I may be seeing it wrong (I don't know python), but it doesn't seem like you're returning the second smallest in the case of two or more distinct factors. You fire off a return immediately after finding the smallest distinct factor.
I think that's true. Also, zeion you should post codes using code tags, this is rather important since Python's scopes depends on scopes emphasized by indents. (correct me if i'm wrong)

How do I indent?
I indented on the post but it doesn't show.

Use code tags =) [*CODE] code is written here, indents will be shown [/CODE*] use it without the *.

Ok I revised it:

Code:
def find_factor(x):

if x > 1 and x < 100: 'Checks the range of input'
for a in range(2, x + 1): 'Checks the smallest factor > 1'
if x % a == 0:
for b in range(a + 1, x + 1): 'Checks for second smallest factor'
if x % b == 0:
return b 'Returns second smallest factor'
return a 'Returns first factor if there is nothing greater'
elif x == 1: 'Special case for 1'
return 1
else:
return -1 'For out of bound input'

This probably should work the way you write it (i guess?) but for efficiency, you can do something like this.

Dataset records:
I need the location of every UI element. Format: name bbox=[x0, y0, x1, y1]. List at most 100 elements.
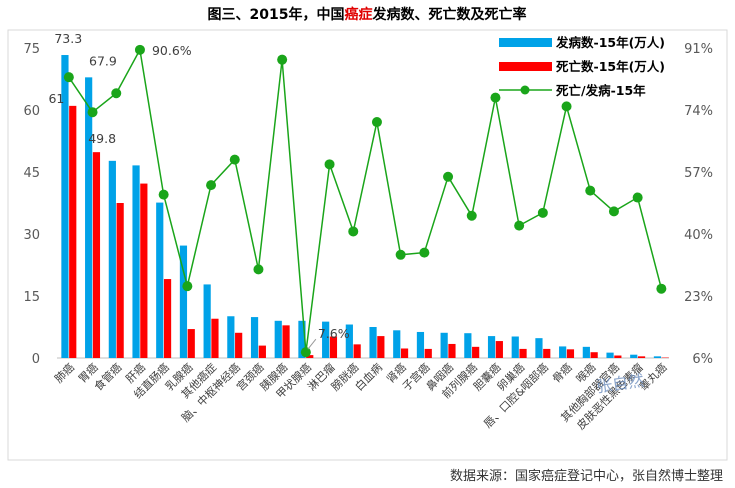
legend-label-ratio: 死亡/发病-15年 bbox=[555, 83, 646, 98]
bar-deaths bbox=[306, 355, 314, 358]
bar-incidence bbox=[369, 327, 377, 358]
bar-incidence bbox=[535, 338, 543, 358]
bar-incidence bbox=[653, 356, 662, 358]
bar-deaths bbox=[163, 279, 172, 358]
bar-deaths bbox=[590, 352, 598, 358]
ratio-point bbox=[514, 220, 525, 231]
plot-frame bbox=[7, 29, 728, 461]
ratio-line bbox=[68, 47, 663, 353]
bar-deaths bbox=[187, 329, 195, 358]
bar-deaths bbox=[637, 356, 646, 358]
bar-deaths bbox=[566, 349, 575, 358]
bar-deaths bbox=[329, 336, 338, 358]
bar-incidence bbox=[298, 320, 306, 358]
bar-incidence bbox=[250, 317, 259, 358]
ratio-point bbox=[608, 206, 619, 217]
legend-label-deaths: 死亡数-15年(万人) bbox=[555, 59, 665, 74]
bar-series bbox=[61, 55, 669, 358]
ratio-point bbox=[490, 92, 501, 103]
bar-deaths bbox=[377, 336, 385, 358]
ratio-point bbox=[134, 44, 145, 55]
legend-label-incidence: 发病数-15年(万人) bbox=[555, 35, 665, 50]
bar-deaths bbox=[258, 345, 266, 358]
left-axis-tick-label: 30 bbox=[23, 228, 40, 243]
right-axis-tick-label: 23% bbox=[684, 290, 713, 305]
ratio-point bbox=[371, 117, 382, 128]
ratio-point bbox=[395, 249, 406, 260]
data-label: 90.6% bbox=[152, 43, 192, 58]
bar-incidence bbox=[156, 202, 164, 358]
ratio-point bbox=[158, 189, 169, 200]
bar-deaths bbox=[353, 344, 361, 358]
chart-title-start: 图三、2015年，中国 bbox=[208, 6, 345, 23]
ratio-point bbox=[277, 54, 288, 65]
bar-incidence bbox=[582, 346, 590, 358]
ratio-point bbox=[111, 88, 122, 99]
ratio-point bbox=[63, 72, 74, 83]
left-axis-tick-label: 15 bbox=[23, 290, 40, 305]
bar-incidence bbox=[487, 336, 496, 358]
legend-swatch-incidence bbox=[499, 38, 552, 47]
ratio-point bbox=[300, 347, 311, 358]
bar-incidence bbox=[606, 352, 614, 358]
right-axis-tick-label: 6% bbox=[692, 352, 713, 367]
data-label: 61 bbox=[48, 91, 64, 106]
bar-incidence bbox=[393, 330, 401, 358]
legend-swatch-ratio-marker bbox=[520, 85, 530, 95]
bar-incidence bbox=[108, 160, 116, 358]
ratio-point bbox=[324, 159, 335, 170]
bar-deaths bbox=[92, 152, 101, 358]
right-axis-tick-label: 74% bbox=[684, 104, 713, 119]
bar-incidence bbox=[85, 77, 93, 358]
ratio-point bbox=[229, 154, 240, 165]
bar-incidence bbox=[630, 354, 638, 358]
ratio-point bbox=[537, 207, 548, 218]
left-axis-tick-label: 0 bbox=[32, 352, 40, 367]
right-y-axis: 6% 23% 40% 57% 74% 91% bbox=[684, 42, 713, 367]
chart-title-end: 发病数、死亡数及死亡率 bbox=[371, 6, 526, 23]
data-label: 7.6% bbox=[318, 326, 350, 341]
bar-deaths bbox=[543, 348, 551, 358]
bar-deaths bbox=[448, 343, 456, 358]
bar-deaths bbox=[69, 105, 77, 358]
data-label: 73.3 bbox=[54, 31, 82, 46]
bar-deaths bbox=[140, 183, 148, 358]
ratio-point bbox=[206, 180, 217, 191]
bar-incidence bbox=[559, 346, 567, 358]
left-axis-tick-label: 75 bbox=[23, 42, 40, 57]
ratio-point bbox=[443, 171, 454, 182]
bar-incidence bbox=[61, 55, 69, 358]
ratio-point bbox=[348, 226, 359, 237]
data-label: 49.8 bbox=[88, 131, 116, 146]
right-axis-tick-label: 57% bbox=[684, 166, 713, 181]
bar-incidence bbox=[440, 332, 448, 358]
bar-incidence bbox=[274, 320, 282, 358]
right-axis-tick-label: 91% bbox=[684, 42, 713, 57]
ratio-point bbox=[585, 185, 596, 196]
bar-deaths bbox=[211, 318, 219, 358]
ratio-point bbox=[656, 283, 667, 294]
bar-incidence bbox=[345, 324, 353, 358]
line-series bbox=[63, 44, 667, 358]
bar-incidence bbox=[464, 333, 472, 358]
bar-deaths bbox=[235, 332, 243, 358]
bar-deaths bbox=[116, 203, 124, 358]
left-axis-tick-label: 60 bbox=[23, 104, 40, 119]
chart-title: 图三、2015年，中国癌症发病数、死亡数及死亡率 bbox=[208, 6, 527, 23]
bar-incidence bbox=[179, 245, 188, 358]
data-label-leader-line bbox=[307, 338, 317, 350]
ratio-point bbox=[253, 264, 264, 275]
right-axis-tick-label: 40% bbox=[684, 228, 713, 243]
bar-deaths bbox=[519, 348, 527, 358]
ratio-point bbox=[182, 281, 193, 292]
bar-incidence bbox=[416, 331, 425, 358]
bar-deaths bbox=[495, 341, 503, 358]
bar-deaths bbox=[400, 348, 409, 358]
bar-deaths bbox=[282, 325, 290, 358]
legend-swatch-deaths bbox=[499, 62, 552, 71]
left-y-axis: 0 15 30 45 60 75 bbox=[23, 42, 40, 367]
ratio-point bbox=[419, 247, 430, 258]
bar-deaths bbox=[424, 348, 432, 358]
bar-incidence bbox=[203, 284, 211, 358]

▸ The task
In the forum thread, list every note written in single quotes inside the posted code. The dataset records were taken from a different source than the forum thread.

▸ Solution for this problem
- Checks the range of input
- Checks the smallest factor > 1
- Checks for second smallest factor
- Returns second smallest factor
- Returns first factor if there is nothing greater
- Special case for 1
- For out of bound input